● What the task asks:
Write out the data again in full, exactly as it reads.

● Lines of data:
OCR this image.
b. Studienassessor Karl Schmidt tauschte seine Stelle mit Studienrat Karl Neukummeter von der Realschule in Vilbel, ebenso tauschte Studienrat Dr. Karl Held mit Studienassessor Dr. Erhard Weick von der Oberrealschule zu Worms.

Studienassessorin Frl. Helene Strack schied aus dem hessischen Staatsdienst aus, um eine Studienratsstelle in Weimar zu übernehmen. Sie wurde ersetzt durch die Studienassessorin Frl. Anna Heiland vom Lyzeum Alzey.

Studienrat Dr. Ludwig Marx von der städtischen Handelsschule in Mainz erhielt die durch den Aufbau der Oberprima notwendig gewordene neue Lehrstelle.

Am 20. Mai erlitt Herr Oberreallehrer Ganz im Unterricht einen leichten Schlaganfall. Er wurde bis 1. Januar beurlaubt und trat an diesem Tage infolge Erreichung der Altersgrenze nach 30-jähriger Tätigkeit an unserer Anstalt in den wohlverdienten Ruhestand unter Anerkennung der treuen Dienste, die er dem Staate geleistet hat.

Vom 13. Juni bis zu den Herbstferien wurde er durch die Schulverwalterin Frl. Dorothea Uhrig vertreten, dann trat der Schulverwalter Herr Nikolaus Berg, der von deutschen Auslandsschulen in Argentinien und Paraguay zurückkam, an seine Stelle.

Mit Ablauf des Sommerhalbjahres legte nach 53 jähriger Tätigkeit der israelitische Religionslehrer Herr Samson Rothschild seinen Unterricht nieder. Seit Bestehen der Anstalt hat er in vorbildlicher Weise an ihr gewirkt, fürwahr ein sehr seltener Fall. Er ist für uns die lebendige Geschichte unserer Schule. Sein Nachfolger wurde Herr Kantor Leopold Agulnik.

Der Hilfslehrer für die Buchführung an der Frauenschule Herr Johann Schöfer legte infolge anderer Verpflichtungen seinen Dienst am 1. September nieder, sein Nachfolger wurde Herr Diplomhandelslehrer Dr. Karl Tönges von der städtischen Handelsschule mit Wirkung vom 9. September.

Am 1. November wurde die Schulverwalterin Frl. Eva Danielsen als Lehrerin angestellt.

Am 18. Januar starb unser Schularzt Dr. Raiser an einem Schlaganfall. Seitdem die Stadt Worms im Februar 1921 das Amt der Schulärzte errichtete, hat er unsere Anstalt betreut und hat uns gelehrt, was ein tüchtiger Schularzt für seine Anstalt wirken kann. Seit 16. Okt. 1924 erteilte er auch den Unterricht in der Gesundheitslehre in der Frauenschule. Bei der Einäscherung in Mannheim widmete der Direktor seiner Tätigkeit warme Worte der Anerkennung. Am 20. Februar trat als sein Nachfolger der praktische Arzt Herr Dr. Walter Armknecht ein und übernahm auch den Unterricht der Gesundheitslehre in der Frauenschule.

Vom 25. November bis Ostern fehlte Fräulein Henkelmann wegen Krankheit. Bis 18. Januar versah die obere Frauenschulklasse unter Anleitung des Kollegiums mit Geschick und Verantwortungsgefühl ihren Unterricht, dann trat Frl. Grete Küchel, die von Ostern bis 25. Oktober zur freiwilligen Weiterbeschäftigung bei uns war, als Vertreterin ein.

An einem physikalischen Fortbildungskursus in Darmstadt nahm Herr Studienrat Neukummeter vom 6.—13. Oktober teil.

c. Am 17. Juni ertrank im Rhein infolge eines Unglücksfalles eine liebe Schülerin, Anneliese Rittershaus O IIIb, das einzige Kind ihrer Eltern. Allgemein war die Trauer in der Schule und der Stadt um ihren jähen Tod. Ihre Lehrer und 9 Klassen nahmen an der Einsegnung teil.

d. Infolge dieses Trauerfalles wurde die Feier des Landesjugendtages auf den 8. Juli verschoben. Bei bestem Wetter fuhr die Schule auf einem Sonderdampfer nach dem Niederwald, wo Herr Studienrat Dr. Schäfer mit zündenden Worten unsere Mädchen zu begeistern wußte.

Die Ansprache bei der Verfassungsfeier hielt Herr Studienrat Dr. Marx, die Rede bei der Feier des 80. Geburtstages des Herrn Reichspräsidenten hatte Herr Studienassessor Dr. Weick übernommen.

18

● Solution:
OCR this image.
b. Studienassessor Karl Schmidt tauschte seine Stelle mit Studienrat Karl Neukummeter von der Realschule in Vilbel, ebenso tauschte Studienrat Dr. Karl Held mit Studienassessor Dr. Erhard Weick von der Oberrealschule zu Worms.

Studienassessorin Frl. Helene Strack schied aus dem hessischen Staatsdienst aus, um eine Studienratsstelle in Weimar zu übernehmen. Sie wurde ersetzt durch die Studienassessorin Frl. Anna Heiland vom Lyzeum Alzey.

Studienrat Dr. Ludwig Marx von der städtischen Handelsschule in Mainz erhielt die durch den Aufbau der Oberprima notwendig gewordene neue Lehrstelle.

Am 20. Mai erlitt Herr Oberreallehrer Ganz im Unterricht einen leichten Schlaganfall. Er wurde bis 1. Januar beurlaubt und trat an diesem Tage infolge Erreichung der Altersgrenze nach 30-jähriger Tätigkeit an unserer Anstalt in den wohlverdienten Ruhestand unter Anerkennung der treuen Dienste, die er dem Staate geleistet hat.

Vom 13. Juni bis zu den Herbstferien wurde er durch die Schulverwalterin Frl. Dorothea Uhrig vertreten, dann trat der Schulverwalter Herr Nikolaus Berg, der von deutschen Auslandsschulen in Argentinien und Paraguay zurückkam, an seine Stelle.

Mit Ablauf des Sommerhalbjahres legte nach 53 jähriger Tätigkeit der israelitische Religionslehrer Herr Samson Rothschild seinen Unterricht nieder. Seit Bestehen der Anstalt hat er in vorbildlicher Weise an ihr gewirkt, fürwahr ein sehr seltener Fall. Er ist für uns die lebendige Geschichte unserer Schule. Sein Nachfolger wurde Herr Kantor Leopold Agulnik.

Der Hilfslehrer für die Buchführung an der Frauenschule Herr Johann Schöfer legte infolge anderer Verpflichtungen seinen Dienst am 1. September nieder, sein Nachfolger wurde Herr Diplomhandelslehrer Dr. Karl Tönges von der städtischen Handelsschule mit Wirkung vom 9. September.

Am 1. November wurde die Schulverwalterin Frl. Eva Danielsen als Lehrerin angestellt.

Am 18. Januar starb unser Schularzt Dr. Raiser an einem Schlaganfall. Seitdem die Stadt Worms im Februar 1921 das Amt der Schulärzte errichtete, hat er unsere Anstalt betreut und hat uns gelehrt, was ein tüchtiger Schularzt für seine Anstalt wirken kann. Seit 16. Okt. 1924 erteilte er auch den Unterricht in der Gesundheitslehre in der Frauenschule. Bei der Einäscherung in Mannheim widmete der Direktor seiner Tätigkeit warme Worte der Anerkennung. Am 20. Februar trat als sein Nachfolger der praktische Arzt Herr Dr. Walter Armknecht ein und übernahm auch den Unterricht der Gesundheitslehre in der Frauenschule.

Vom 25. November bis Ostern fehlte Fräulein Henkelmann wegen Krankheit. Bis 18. Januar versah die obere Frauenschulklasse unter Anleitung des Kollegiums mit Geschick und Verantwortungsgefühl ihren Unterricht, dann trat Frl. Grete Küchel, die von Ostern bis 25. Oktober zur freiwilligen Weiterbeschäftigung bei uns war, als Vertreterin ein.

An einem physikalischen Fortbildungskursus in Darmstadt nahm Herr Studienrat Neukummeter vom 6.—13. Oktober teil.

c. Am 17. Juni ertrank im Rhein infolge eines Unglücksfalles eine liebe Schülerin, Anneliese Rittershaus O IIIb, das einzige Kind ihrer Eltern. Allgemein war die Trauer in der Schule und der Stadt um ihren jähen Tod. Ihre Lehrer und 9 Klassen nahmen an der Einsegnung teil.

d. Infolge dieses Trauerfalles wurde die Feier des Landesjugendtages auf den 8. Juli verschoben. Bei bestem Wetter fuhr die Schule auf einem Sonderdampfer nach dem Niederwald, wo Herr Studienrat Dr. Schäfer mit zündenden Worten unsere Mädchen zu begeistern wußte.

Die Ansprache bei der Verfassungsfeier hielt Herr Studienrat Dr. Marx, die Rede bei der Feier des 80. Geburtstages des Herrn Reichspräsidenten hatte Herr Studienassessor Dr. Weick übernommen.

18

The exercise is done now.